(Stored records)
-- -- --

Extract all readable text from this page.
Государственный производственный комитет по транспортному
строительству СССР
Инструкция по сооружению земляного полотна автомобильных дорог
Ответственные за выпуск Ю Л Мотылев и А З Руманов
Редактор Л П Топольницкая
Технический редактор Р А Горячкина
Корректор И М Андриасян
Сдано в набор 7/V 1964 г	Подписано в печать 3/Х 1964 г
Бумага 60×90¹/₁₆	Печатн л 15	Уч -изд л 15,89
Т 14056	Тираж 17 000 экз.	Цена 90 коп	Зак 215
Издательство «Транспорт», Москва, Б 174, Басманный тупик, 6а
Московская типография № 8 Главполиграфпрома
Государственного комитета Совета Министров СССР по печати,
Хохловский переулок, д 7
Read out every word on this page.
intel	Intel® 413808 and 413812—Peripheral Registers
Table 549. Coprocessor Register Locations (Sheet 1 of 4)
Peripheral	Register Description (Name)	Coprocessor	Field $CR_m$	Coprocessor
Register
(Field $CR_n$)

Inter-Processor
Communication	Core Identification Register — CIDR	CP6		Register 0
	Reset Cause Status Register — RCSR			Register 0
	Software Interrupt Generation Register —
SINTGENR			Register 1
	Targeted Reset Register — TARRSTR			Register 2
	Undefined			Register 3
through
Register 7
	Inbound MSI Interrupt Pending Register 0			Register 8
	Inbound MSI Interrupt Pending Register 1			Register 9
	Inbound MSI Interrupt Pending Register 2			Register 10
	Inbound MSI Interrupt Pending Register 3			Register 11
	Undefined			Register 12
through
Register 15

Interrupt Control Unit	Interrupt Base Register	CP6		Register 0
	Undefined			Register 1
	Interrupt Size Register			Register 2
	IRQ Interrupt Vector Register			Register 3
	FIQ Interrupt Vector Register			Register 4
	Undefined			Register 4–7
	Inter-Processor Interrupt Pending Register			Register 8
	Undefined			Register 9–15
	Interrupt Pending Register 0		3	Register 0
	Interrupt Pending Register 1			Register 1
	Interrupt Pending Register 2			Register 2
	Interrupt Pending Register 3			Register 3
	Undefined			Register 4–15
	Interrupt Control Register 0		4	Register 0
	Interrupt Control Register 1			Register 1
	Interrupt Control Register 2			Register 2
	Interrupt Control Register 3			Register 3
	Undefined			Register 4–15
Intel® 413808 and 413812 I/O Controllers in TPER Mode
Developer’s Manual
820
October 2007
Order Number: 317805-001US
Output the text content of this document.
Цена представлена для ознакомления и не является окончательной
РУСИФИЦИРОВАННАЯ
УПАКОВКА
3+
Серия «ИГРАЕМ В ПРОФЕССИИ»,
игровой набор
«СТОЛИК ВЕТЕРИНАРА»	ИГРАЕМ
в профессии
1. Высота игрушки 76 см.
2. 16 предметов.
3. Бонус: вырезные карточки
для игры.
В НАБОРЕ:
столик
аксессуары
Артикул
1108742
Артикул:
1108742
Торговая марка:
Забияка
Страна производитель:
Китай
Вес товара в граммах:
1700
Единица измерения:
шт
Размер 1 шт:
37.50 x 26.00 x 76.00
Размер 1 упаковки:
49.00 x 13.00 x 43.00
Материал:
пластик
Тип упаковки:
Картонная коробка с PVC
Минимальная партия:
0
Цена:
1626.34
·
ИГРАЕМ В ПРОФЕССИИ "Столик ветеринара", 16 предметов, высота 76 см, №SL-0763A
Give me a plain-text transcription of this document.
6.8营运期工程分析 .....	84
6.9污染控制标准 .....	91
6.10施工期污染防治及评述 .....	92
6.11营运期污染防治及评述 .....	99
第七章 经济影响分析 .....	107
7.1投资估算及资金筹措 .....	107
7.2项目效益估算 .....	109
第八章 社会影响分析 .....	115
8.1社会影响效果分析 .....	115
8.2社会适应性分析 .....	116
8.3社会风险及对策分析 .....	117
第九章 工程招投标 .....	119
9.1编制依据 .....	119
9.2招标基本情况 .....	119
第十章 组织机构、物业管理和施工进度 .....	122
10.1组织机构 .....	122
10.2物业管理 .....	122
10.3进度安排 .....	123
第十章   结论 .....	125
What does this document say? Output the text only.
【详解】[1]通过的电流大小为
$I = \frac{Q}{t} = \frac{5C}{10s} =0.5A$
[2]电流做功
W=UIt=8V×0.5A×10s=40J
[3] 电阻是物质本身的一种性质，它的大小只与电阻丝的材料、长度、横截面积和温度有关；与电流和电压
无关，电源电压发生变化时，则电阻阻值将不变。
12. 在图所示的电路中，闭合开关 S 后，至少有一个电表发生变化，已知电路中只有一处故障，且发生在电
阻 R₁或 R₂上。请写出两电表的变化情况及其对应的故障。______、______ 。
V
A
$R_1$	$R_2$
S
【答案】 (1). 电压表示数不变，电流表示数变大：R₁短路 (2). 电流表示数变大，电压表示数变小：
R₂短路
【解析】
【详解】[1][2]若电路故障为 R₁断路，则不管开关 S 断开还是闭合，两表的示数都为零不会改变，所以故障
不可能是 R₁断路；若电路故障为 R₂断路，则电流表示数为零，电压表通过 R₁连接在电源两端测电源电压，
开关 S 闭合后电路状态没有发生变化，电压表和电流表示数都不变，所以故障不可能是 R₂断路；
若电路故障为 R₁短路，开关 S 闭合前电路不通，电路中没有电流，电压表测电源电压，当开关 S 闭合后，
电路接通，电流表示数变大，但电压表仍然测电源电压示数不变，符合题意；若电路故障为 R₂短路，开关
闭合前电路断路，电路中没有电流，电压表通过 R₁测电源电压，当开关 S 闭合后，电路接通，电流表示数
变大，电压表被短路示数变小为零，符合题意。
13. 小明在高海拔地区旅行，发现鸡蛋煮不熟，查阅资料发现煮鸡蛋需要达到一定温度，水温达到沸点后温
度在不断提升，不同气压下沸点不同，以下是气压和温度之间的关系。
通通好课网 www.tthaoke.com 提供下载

-- -- --

Job:
Transcribe all entries exactly as they are given.

Response to this task:
Extract all readable text from this page.
Государственный производственный комитет по транспортному
строительству СССР
Инструкция по сооружению земляного полотна автомобильных дорог
Ответственные за выпуск Ю Л Мотылев и А З Руманов
Редактор Л П Топольницкая
Технический редактор Р А Горячкина
Корректор И М Андриасян
Сдано в набор 7/V 1964 г	Подписано в печать 3/Х 1964 г
Бумага 60×90¹/₁₆	Печатн л 15	Уч -изд л 15,89
Т 14056	Тираж 17 000 экз.	Цена 90 коп	Зак 215
Издательство «Транспорт», Москва, Б 174, Басманный тупик, 6а
Московская типография № 8 Главполиграфпрома
Государственного комитета Совета Министров СССР по печати,
Хохловский переулок, д 7
Read out every word on this page.
intel	Intel® 413808 and 413812—Peripheral Registers
Table 549. Coprocessor Register Locations (Sheet 1 of 4)
Peripheral	Register Description (Name)	Coprocessor	Field $CR_m$	Coprocessor
Register
(Field $CR_n$)

Inter-Processor
Communication	Core Identification Register — CIDR	CP6		Register 0
	Reset Cause Status Register — RCSR			Register 0
	Software Interrupt Generation Register —
SINTGENR			Register 1
	Targeted Reset Register — TARRSTR			Register 2
	Undefined			Register 3
through
Register 7
	Inbound MSI Interrupt Pending Register 0			Register 8
	Inbound MSI Interrupt Pending Register 1			Register 9
	Inbound MSI Interrupt Pending Register 2			Register 10
	Inbound MSI Interrupt Pending Register 3			Register 11
	Undefined			Register 12
through
Register 15

Interrupt Control Unit	Interrupt Base Register	CP6		Register 0
	Undefined			Register 1
	Interrupt Size Register			Register 2
	IRQ Interrupt Vector Register			Register 3
	FIQ Interrupt Vector Register			Register 4
	Undefined			Register 4–7
	Inter-Processor Interrupt Pending Register			Register 8
	Undefined			Register 9–15
	Interrupt Pending Register 0		3	Register 0
	Interrupt Pending Register 1			Register 1
	Interrupt Pending Register 2			Register 2
	Interrupt Pending Register 3			Register 3
	Undefined			Register 4–15
	Interrupt Control Register 0		4	Register 0
	Interrupt Control Register 1			Register 1
	Interrupt Control Register 2			Register 2
	Interrupt Control Register 3			Register 3
	Undefined			Register 4–15
Intel® 413808 and 413812 I/O Controllers in TPER Mode
Developer’s Manual
820
October 2007
Order Number: 317805-001US
Output the text content of this document.
Цена представлена для ознакомления и не является окончательной
РУСИФИЦИРОВАННАЯ
УПАКОВКА
3+
Серия «ИГРАЕМ В ПРОФЕССИИ»,
игровой набор
«СТОЛИК ВЕТЕРИНАРА»	ИГРАЕМ
в профессии
1. Высота игрушки 76 см.
2. 16 предметов.
3. Бонус: вырезные карточки
для игры.
В НАБОРЕ:
столик
аксессуары
Артикул
1108742
Артикул:
1108742
Торговая марка:
Забияка
Страна производитель:
Китай
Вес товара в граммах:
1700
Единица измерения:
шт
Размер 1 шт:
37.50 x 26.00 x 76.00
Размер 1 упаковки:
49.00 x 13.00 x 43.00
Материал:
пластик
Тип упаковки:
Картонная коробка с PVC
Минимальная партия:
0
Цена:
1626.34
·
ИГРАЕМ В ПРОФЕССИИ "Столик ветеринара", 16 предметов, высота 76 см, №SL-0763A
Give me a plain-text transcription of this document.
6.8营运期工程分析 .....	84
6.9污染控制标准 .....	91
6.10施工期污染防治及评述 .....	92
6.11营运期污染防治及评述 .....	99
第七章 经济影响分析 .....	107
7.1投资估算及资金筹措 .....	107
7.2项目效益估算 .....	109
第八章 社会影响分析 .....	115
8.1社会影响效果分析 .....	115
8.2社会适应性分析 .....	116
8.3社会风险及对策分析 .....	117
第九章 工程招投标 .....	119
9.1编制依据 .....	119
9.2招标基本情况 .....	119
第十章 组织机构、物业管理和施工进度 .....	122
10.1组织机构 .....	122
10.2物业管理 .....	122
10.3进度安排 .....	123
第十章   结论 .....	125
What does this document say? Output the text only.
【详解】[1]通过的电流大小为
$I = \frac{Q}{t} = \frac{5C}{10s} =0.5A$
[2]电流做功
W=UIt=8V×0.5A×10s=40J
[3] 电阻是物质本身的一种性质，它的大小只与电阻丝的材料、长度、横截面积和温度有关；与电流和电压
无关，电源电压发生变化时，则电阻阻值将不变。
12. 在图所示的电路中，闭合开关 S 后，至少有一个电表发生变化，已知电路中只有一处故障，且发生在电
阻 R₁或 R₂上。请写出两电表的变化情况及其对应的故障。______、______ 。
V
A
$R_1$	$R_2$
S
【答案】 (1). 电压表示数不变，电流表示数变大：R₁短路 (2). 电流表示数变大，电压表示数变小：
R₂短路
【解析】
【详解】[1][2]若电路故障为 R₁断路，则不管开关 S 断开还是闭合，两表的示数都为零不会改变，所以故障
不可能是 R₁断路；若电路故障为 R₂断路，则电流表示数为零，电压表通过 R₁连接在电源两端测电源电压，
开关 S 闭合后电路状态没有发生变化，电压表和电流表示数都不变，所以故障不可能是 R₂断路；
若电路故障为 R₁短路，开关 S 闭合前电路不通，电路中没有电流，电压表测电源电压，当开关 S 闭合后，
电路接通，电流表示数变大，但电压表仍然测电源电压示数不变，符合题意；若电路故障为 R₂短路，开关
闭合前电路断路，电路中没有电流，电压表通过 R₁测电源电压，当开关 S 闭合后，电路接通，电流表示数
变大，电压表被短路示数变小为零，符合题意。
13. 小明在高海拔地区旅行，发现鸡蛋煮不熟，查阅资料发现煮鸡蛋需要达到一定温度，水温达到沸点后温
度在不断提升，不同气压下沸点不同，以下是气压和温度之间的关系。
通通好课网 www.tthaoke.com 提供下载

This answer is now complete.